Reproduce every line of all the items below, character for character.
--- BEGIN Records for this exercise ---
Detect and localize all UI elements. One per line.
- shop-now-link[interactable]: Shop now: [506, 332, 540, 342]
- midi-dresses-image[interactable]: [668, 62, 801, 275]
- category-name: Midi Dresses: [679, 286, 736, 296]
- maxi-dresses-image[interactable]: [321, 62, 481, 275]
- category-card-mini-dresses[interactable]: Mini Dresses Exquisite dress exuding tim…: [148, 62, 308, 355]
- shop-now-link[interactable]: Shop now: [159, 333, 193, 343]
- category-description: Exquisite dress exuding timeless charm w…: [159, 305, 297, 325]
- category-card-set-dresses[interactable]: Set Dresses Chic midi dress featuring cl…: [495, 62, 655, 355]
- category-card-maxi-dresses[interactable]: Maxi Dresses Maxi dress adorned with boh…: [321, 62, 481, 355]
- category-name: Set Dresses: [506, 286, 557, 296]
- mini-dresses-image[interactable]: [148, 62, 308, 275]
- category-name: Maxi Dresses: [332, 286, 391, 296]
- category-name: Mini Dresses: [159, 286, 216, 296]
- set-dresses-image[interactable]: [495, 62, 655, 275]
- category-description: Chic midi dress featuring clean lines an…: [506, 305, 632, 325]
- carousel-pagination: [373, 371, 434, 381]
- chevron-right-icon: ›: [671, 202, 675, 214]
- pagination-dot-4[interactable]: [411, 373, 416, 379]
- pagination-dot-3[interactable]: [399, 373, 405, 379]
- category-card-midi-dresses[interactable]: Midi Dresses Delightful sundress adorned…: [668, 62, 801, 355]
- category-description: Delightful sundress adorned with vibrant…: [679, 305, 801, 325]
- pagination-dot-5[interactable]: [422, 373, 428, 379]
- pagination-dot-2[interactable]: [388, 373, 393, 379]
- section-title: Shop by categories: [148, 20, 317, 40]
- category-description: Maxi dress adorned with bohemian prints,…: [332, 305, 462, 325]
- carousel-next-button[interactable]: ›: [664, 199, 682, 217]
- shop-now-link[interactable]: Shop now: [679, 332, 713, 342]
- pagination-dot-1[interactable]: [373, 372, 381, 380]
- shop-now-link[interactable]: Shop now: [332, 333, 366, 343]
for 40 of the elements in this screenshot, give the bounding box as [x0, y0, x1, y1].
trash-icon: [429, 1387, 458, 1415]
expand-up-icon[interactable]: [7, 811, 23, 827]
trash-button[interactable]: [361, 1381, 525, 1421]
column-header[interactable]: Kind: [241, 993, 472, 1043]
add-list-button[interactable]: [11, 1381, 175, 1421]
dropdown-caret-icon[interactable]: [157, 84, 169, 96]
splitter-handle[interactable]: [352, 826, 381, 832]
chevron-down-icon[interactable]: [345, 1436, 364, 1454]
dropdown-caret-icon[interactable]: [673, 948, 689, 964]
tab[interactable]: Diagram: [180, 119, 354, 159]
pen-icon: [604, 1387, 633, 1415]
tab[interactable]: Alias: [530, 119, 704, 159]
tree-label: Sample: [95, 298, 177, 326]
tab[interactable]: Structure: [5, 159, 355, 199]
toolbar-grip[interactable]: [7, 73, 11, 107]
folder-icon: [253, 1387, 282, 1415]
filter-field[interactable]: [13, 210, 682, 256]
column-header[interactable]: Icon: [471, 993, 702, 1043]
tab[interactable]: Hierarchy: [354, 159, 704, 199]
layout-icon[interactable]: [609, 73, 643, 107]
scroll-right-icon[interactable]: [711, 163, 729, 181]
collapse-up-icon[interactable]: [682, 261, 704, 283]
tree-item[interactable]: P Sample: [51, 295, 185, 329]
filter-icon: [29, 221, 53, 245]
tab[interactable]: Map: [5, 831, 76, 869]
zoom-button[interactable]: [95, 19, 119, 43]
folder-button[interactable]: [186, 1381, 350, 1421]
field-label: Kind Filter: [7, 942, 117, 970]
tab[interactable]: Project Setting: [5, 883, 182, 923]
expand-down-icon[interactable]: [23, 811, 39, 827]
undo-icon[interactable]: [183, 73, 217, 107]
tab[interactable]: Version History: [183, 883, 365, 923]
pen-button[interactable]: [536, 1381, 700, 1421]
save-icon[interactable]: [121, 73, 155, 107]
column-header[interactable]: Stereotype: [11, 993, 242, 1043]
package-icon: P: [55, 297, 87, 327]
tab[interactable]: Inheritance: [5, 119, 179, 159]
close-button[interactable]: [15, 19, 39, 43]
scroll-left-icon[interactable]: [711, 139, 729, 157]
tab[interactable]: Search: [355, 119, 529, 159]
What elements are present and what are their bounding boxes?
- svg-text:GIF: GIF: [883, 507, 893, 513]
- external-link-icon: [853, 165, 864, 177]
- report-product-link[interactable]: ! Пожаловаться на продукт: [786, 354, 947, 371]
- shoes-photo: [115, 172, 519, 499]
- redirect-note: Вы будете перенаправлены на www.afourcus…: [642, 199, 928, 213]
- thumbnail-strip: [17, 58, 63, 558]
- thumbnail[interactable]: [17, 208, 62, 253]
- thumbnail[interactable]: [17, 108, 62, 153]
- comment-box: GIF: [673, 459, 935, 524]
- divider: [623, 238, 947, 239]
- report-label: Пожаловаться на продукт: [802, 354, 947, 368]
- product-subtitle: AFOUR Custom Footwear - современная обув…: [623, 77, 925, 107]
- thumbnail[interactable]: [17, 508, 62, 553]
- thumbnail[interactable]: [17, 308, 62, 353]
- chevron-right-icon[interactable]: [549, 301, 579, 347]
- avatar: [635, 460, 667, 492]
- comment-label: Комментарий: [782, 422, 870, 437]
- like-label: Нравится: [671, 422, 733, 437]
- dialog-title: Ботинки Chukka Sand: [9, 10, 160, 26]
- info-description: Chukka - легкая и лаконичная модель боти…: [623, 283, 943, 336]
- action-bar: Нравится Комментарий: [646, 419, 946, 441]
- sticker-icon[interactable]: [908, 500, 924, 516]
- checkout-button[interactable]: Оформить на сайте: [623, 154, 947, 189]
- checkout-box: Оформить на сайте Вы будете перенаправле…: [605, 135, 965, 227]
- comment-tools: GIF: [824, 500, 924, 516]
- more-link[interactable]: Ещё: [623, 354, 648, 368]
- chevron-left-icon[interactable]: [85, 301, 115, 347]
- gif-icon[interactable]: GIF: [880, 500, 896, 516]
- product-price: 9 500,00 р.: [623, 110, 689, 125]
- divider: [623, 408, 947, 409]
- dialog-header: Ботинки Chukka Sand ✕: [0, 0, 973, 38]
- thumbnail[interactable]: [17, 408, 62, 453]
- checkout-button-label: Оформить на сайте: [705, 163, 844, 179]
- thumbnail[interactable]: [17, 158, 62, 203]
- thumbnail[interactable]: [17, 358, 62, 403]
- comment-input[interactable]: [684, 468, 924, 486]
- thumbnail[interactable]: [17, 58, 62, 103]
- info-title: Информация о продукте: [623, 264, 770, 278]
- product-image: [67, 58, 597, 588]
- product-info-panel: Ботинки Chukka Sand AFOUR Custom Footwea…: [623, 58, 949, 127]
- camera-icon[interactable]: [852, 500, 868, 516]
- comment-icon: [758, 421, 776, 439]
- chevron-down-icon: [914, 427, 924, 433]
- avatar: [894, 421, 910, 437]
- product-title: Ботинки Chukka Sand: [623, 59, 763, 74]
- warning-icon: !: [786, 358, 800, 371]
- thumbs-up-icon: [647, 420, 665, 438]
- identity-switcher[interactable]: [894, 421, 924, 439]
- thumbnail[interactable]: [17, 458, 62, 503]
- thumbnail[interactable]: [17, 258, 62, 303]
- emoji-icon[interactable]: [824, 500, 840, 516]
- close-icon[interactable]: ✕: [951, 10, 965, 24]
--- END Records for this exercise ---
The reply:
Detect and localize all UI elements. One per line.
- shop-now-link[interactable]: Shop now: [506, 332, 540, 342]
- midi-dresses-image[interactable]: [668, 62, 801, 275]
- category-name: Midi Dresses: [679, 286, 736, 296]
- maxi-dresses-image[interactable]: [321, 62, 481, 275]
- category-card-mini-dresses[interactable]: Mini Dresses Exquisite dress exuding tim…: [148, 62, 308, 355]
- shop-now-link[interactable]: Shop now: [159, 333, 193, 343]
- category-description: Exquisite dress exuding timeless charm w…: [159, 305, 297, 325]
- category-card-set-dresses[interactable]: Set Dresses Chic midi dress featuring cl…: [495, 62, 655, 355]
- category-card-maxi-dresses[interactable]: Maxi Dresses Maxi dress adorned with boh…: [321, 62, 481, 355]
- category-name: Set Dresses: [506, 286, 557, 296]
- mini-dresses-image[interactable]: [148, 62, 308, 275]
- category-name: Maxi Dresses: [332, 286, 391, 296]
- category-name: Mini Dresses: [159, 286, 216, 296]
- set-dresses-image[interactable]: [495, 62, 655, 275]
- category-description: Chic midi dress featuring clean lines an…: [506, 305, 632, 325]
- carousel-pagination: [373, 371, 434, 381]
- chevron-right-icon: ›: [671, 202, 675, 214]
- pagination-dot-4[interactable]: [411, 373, 416, 379]
- pagination-dot-3[interactable]: [399, 373, 405, 379]
- category-card-midi-dresses[interactable]: Midi Dresses Delightful sundress adorned…: [668, 62, 801, 355]
- category-description: Delightful sundress adorned with vibrant…: [679, 305, 801, 325]
- pagination-dot-5[interactable]: [422, 373, 428, 379]
- pagination-dot-2[interactable]: [388, 373, 393, 379]
- section-title: Shop by categories: [148, 20, 317, 40]
- category-description: Maxi dress adorned with bohemian prints,…: [332, 305, 462, 325]
- carousel-next-button[interactable]: ›: [664, 199, 682, 217]
- shop-now-link[interactable]: Shop now: [679, 332, 713, 342]
- pagination-dot-1[interactable]: [373, 372, 381, 380]
- shop-now-link[interactable]: Shop now: [332, 333, 366, 343]
for 40 of the elements in this screenshot, give the bounding box as [x0, y0, x1, y1].
trash-icon: [429, 1387, 458, 1415]
expand-up-icon[interactable]: [7, 811, 23, 827]
trash-button[interactable]: [361, 1381, 525, 1421]
column-header[interactable]: Kind: [241, 993, 472, 1043]
add-list-button[interactable]: [11, 1381, 175, 1421]
dropdown-caret-icon[interactable]: [157, 84, 169, 96]
splitter-handle[interactable]: [352, 826, 381, 832]
chevron-down-icon[interactable]: [345, 1436, 364, 1454]
dropdown-caret-icon[interactable]: [673, 948, 689, 964]
tab[interactable]: Diagram: [180, 119, 354, 159]
pen-icon: [604, 1387, 633, 1415]
tab[interactable]: Alias: [530, 119, 704, 159]
tree-label: Sample: [95, 298, 177, 326]
tab[interactable]: Structure: [5, 159, 355, 199]
toolbar-grip[interactable]: [7, 73, 11, 107]
folder-icon: [253, 1387, 282, 1415]
filter-field[interactable]: [13, 210, 682, 256]
column-header[interactable]: Icon: [471, 993, 702, 1043]
tab[interactable]: Hierarchy: [354, 159, 704, 199]
layout-icon[interactable]: [609, 73, 643, 107]
scroll-right-icon[interactable]: [711, 163, 729, 181]
collapse-up-icon[interactable]: [682, 261, 704, 283]
tree-item[interactable]: P Sample: [51, 295, 185, 329]
filter-icon: [29, 221, 53, 245]
tab[interactable]: Map: [5, 831, 76, 869]
zoom-button[interactable]: [95, 19, 119, 43]
folder-button[interactable]: [186, 1381, 350, 1421]
field-label: Kind Filter: [7, 942, 117, 970]
tab[interactable]: Project Setting: [5, 883, 182, 923]
expand-down-icon[interactable]: [23, 811, 39, 827]
undo-icon[interactable]: [183, 73, 217, 107]
tab[interactable]: Version History: [183, 883, 365, 923]
pen-button[interactable]: [536, 1381, 700, 1421]
save-icon[interactable]: [121, 73, 155, 107]
column-header[interactable]: Stereotype: [11, 993, 242, 1043]
package-icon: P: [55, 297, 87, 327]
tab[interactable]: Inheritance: [5, 119, 179, 159]
close-button[interactable]: [15, 19, 39, 43]
scroll-left-icon[interactable]: [711, 139, 729, 157]
tab[interactable]: Search: [355, 119, 529, 159]
What elements are present and what are their bounding boxes?
- svg-text:GIF: GIF: [883, 507, 893, 513]
- external-link-icon: [853, 165, 864, 177]
- report-product-link[interactable]: ! Пожаловаться на продукт: [786, 354, 947, 371]
- shoes-photo: [115, 172, 519, 499]
- redirect-note: Вы будете перенаправлены на www.afourcus…: [642, 199, 928, 213]
- thumbnail-strip: [17, 58, 63, 558]
- thumbnail[interactable]: [17, 208, 62, 253]
- thumbnail[interactable]: [17, 108, 62, 153]
- comment-box: GIF: [673, 459, 935, 524]
- divider: [623, 238, 947, 239]
- report-label: Пожаловаться на продукт: [802, 354, 947, 368]
- product-subtitle: AFOUR Custom Footwear - современная обув…: [623, 77, 925, 107]
- thumbnail[interactable]: [17, 508, 62, 553]
- thumbnail[interactable]: [17, 308, 62, 353]
- chevron-right-icon[interactable]: [549, 301, 579, 347]
- avatar: [635, 460, 667, 492]
- comment-label: Комментарий: [782, 422, 870, 437]
- like-label: Нравится: [671, 422, 733, 437]
- dialog-title: Ботинки Chukka Sand: [9, 10, 160, 26]
- info-description: Chukka - легкая и лаконичная модель боти…: [623, 283, 943, 336]
- action-bar: Нравится Комментарий: [646, 419, 946, 441]
- sticker-icon[interactable]: [908, 500, 924, 516]
- checkout-button[interactable]: Оформить на сайте: [623, 154, 947, 189]
- checkout-box: Оформить на сайте Вы будете перенаправле…: [605, 135, 965, 227]
- comment-tools: GIF: [824, 500, 924, 516]
- more-link[interactable]: Ещё: [623, 354, 648, 368]
- chevron-left-icon[interactable]: [85, 301, 115, 347]
- gif-icon[interactable]: GIF: [880, 500, 896, 516]
- product-price: 9 500,00 р.: [623, 110, 689, 125]
- divider: [623, 408, 947, 409]
- dialog-header: Ботинки Chukka Sand ✕: [0, 0, 973, 38]
- thumbnail[interactable]: [17, 408, 62, 453]
- checkout-button-label: Оформить на сайте: [705, 163, 844, 179]
- thumbnail[interactable]: [17, 158, 62, 203]
- thumbnail[interactable]: [17, 358, 62, 403]
- comment-input[interactable]: [684, 468, 924, 486]
- thumbnail[interactable]: [17, 58, 62, 103]
- info-title: Информация о продукте: [623, 264, 770, 278]
- product-image: [67, 58, 597, 588]
- product-info-panel: Ботинки Chukka Sand AFOUR Custom Footwea…: [623, 58, 949, 127]
- camera-icon[interactable]: [852, 500, 868, 516]
- comment-icon: [758, 421, 776, 439]
- chevron-down-icon: [914, 427, 924, 433]
- avatar: [894, 421, 910, 437]
- product-title: Ботинки Chukka Sand: [623, 59, 763, 74]
- warning-icon: !: [786, 358, 800, 371]
- thumbs-up-icon: [647, 420, 665, 438]
- identity-switcher[interactable]: [894, 421, 924, 439]
- thumbnail[interactable]: [17, 458, 62, 503]
- thumbnail[interactable]: [17, 258, 62, 303]
- emoji-icon[interactable]: [824, 500, 840, 516]
- close-icon[interactable]: ✕: [951, 10, 965, 24]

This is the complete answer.